Go through the entries one line at a time, and gather every line that has the word "screenshot".

Data items
━━━━

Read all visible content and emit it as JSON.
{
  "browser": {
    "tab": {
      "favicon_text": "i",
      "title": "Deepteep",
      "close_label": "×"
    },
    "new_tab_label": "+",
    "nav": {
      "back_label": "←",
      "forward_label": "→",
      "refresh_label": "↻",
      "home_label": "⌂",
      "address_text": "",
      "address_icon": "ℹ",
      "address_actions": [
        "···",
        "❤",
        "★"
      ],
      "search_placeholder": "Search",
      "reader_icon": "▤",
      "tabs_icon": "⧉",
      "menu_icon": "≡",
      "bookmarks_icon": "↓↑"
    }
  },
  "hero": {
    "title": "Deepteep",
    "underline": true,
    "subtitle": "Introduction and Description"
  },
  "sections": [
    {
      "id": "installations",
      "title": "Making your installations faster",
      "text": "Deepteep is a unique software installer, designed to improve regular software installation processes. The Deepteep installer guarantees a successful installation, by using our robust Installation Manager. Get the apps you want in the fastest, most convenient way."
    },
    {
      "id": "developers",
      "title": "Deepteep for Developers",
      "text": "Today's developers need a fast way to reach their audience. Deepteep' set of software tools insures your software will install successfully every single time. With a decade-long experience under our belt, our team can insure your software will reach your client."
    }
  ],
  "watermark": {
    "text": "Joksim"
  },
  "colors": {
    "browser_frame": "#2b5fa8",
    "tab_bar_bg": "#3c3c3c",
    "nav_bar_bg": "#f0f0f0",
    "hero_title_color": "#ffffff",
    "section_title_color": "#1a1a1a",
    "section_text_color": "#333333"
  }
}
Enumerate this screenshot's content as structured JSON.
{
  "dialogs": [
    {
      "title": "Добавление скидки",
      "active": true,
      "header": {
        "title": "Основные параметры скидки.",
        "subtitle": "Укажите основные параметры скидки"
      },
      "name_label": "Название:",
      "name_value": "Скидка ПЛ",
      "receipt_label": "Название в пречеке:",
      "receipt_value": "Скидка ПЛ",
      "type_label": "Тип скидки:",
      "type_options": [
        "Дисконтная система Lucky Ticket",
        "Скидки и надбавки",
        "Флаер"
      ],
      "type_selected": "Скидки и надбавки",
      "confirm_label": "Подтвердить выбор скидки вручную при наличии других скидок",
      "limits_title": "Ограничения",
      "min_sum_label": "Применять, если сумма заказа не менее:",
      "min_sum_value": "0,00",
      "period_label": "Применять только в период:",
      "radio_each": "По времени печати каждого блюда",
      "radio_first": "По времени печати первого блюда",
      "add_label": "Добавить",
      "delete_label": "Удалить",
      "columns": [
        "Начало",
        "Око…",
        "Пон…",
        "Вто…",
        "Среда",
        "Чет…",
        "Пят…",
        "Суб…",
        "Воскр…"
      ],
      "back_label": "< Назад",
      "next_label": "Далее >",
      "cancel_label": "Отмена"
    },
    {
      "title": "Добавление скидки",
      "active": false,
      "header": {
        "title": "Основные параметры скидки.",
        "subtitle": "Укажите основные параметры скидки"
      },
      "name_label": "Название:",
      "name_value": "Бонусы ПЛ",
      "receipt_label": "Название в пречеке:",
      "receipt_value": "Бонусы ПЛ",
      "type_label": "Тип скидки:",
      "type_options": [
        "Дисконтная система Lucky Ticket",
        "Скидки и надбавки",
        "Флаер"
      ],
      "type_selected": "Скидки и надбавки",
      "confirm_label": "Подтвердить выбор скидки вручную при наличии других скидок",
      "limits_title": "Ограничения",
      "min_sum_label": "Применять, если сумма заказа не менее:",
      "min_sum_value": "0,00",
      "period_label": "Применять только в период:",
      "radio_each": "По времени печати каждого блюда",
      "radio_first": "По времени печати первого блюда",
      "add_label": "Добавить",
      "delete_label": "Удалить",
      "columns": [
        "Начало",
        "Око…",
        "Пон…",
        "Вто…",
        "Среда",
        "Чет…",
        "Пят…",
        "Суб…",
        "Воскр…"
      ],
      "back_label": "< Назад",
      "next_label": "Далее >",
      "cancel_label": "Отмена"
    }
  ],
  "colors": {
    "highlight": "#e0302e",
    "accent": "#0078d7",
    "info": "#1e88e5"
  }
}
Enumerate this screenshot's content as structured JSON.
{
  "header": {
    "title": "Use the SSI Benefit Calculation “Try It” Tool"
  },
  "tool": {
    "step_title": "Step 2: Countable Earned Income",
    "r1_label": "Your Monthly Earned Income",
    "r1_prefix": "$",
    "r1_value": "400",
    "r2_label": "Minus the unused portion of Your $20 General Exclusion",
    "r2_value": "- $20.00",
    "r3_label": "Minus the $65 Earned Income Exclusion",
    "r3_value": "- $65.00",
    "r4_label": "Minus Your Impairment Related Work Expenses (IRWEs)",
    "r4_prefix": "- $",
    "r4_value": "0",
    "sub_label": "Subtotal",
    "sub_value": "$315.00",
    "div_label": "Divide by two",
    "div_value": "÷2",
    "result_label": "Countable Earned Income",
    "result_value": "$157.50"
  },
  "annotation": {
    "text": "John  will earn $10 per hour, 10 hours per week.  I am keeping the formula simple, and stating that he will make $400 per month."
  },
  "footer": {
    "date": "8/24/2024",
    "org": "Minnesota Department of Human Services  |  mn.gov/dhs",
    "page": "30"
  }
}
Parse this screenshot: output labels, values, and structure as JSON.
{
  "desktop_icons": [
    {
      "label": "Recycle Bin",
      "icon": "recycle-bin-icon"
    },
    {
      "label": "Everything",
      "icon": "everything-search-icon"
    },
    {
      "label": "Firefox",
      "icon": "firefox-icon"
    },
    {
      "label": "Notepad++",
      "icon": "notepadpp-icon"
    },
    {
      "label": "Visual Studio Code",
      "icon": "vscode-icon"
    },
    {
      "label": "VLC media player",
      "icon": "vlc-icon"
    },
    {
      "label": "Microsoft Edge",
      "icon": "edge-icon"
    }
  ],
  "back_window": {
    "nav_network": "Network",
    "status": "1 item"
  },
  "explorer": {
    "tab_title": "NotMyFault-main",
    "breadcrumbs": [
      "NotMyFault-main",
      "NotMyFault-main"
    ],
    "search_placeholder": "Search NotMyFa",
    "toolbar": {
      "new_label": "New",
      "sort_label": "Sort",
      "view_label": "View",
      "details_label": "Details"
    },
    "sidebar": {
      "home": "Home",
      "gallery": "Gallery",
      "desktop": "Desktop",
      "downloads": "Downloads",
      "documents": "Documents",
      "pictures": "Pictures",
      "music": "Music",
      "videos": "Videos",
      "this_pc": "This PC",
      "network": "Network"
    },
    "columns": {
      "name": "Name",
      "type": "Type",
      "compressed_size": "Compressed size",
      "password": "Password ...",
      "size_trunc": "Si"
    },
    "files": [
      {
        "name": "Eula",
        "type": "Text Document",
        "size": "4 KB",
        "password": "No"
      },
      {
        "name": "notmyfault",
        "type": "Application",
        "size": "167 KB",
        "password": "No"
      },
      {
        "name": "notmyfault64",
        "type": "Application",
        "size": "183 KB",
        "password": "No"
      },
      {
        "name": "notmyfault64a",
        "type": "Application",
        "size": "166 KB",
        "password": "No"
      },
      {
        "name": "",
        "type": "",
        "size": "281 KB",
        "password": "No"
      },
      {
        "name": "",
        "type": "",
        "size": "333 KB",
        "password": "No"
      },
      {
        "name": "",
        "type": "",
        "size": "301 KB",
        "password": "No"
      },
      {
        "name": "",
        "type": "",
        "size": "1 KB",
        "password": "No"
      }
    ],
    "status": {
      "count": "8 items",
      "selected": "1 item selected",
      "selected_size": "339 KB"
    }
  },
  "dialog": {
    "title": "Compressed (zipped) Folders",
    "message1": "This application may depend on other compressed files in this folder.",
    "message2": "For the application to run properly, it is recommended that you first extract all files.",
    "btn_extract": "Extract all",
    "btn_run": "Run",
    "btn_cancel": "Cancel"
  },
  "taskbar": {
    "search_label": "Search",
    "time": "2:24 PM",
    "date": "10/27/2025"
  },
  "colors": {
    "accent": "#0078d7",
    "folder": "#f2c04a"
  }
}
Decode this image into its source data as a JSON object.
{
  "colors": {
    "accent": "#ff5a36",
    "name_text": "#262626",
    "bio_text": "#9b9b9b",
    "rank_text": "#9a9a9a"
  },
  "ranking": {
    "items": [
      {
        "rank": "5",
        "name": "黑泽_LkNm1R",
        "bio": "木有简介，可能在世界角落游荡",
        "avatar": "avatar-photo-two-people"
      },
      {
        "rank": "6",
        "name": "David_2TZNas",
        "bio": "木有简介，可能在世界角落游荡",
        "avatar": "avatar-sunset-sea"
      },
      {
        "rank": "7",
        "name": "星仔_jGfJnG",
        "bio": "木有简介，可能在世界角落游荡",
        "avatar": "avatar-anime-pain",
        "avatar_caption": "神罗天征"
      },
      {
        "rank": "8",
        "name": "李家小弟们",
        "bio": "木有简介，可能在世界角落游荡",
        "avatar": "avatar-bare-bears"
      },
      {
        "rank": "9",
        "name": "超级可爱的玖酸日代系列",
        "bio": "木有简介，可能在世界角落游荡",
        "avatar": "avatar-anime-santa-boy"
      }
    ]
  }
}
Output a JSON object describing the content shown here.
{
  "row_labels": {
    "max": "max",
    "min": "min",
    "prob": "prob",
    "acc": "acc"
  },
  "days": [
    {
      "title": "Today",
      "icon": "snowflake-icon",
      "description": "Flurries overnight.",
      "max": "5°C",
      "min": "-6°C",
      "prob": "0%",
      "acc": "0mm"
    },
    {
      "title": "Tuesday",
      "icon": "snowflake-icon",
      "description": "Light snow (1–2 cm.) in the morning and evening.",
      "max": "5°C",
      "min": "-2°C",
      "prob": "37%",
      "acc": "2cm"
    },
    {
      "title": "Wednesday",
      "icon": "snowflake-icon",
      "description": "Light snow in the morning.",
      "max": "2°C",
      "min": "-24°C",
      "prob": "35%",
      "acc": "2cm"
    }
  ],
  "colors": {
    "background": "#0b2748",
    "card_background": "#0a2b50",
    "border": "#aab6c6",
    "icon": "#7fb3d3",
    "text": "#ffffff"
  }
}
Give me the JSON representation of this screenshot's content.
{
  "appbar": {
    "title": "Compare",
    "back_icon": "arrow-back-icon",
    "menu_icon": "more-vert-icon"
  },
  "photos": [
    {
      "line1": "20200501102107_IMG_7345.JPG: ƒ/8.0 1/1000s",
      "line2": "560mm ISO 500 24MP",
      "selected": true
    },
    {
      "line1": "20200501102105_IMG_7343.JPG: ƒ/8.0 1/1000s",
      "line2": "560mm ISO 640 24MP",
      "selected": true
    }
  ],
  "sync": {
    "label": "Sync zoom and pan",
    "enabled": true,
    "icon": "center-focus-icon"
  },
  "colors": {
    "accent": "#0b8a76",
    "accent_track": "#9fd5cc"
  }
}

━━━━

* _Result below_
Enumerate this screenshot's content as structured JSON.
Enumerate this screenshot's content as structured JSON.
Parse this screenshot: output labels, values, and structure as JSON.
Give me the JSON representation of this screenshot's content.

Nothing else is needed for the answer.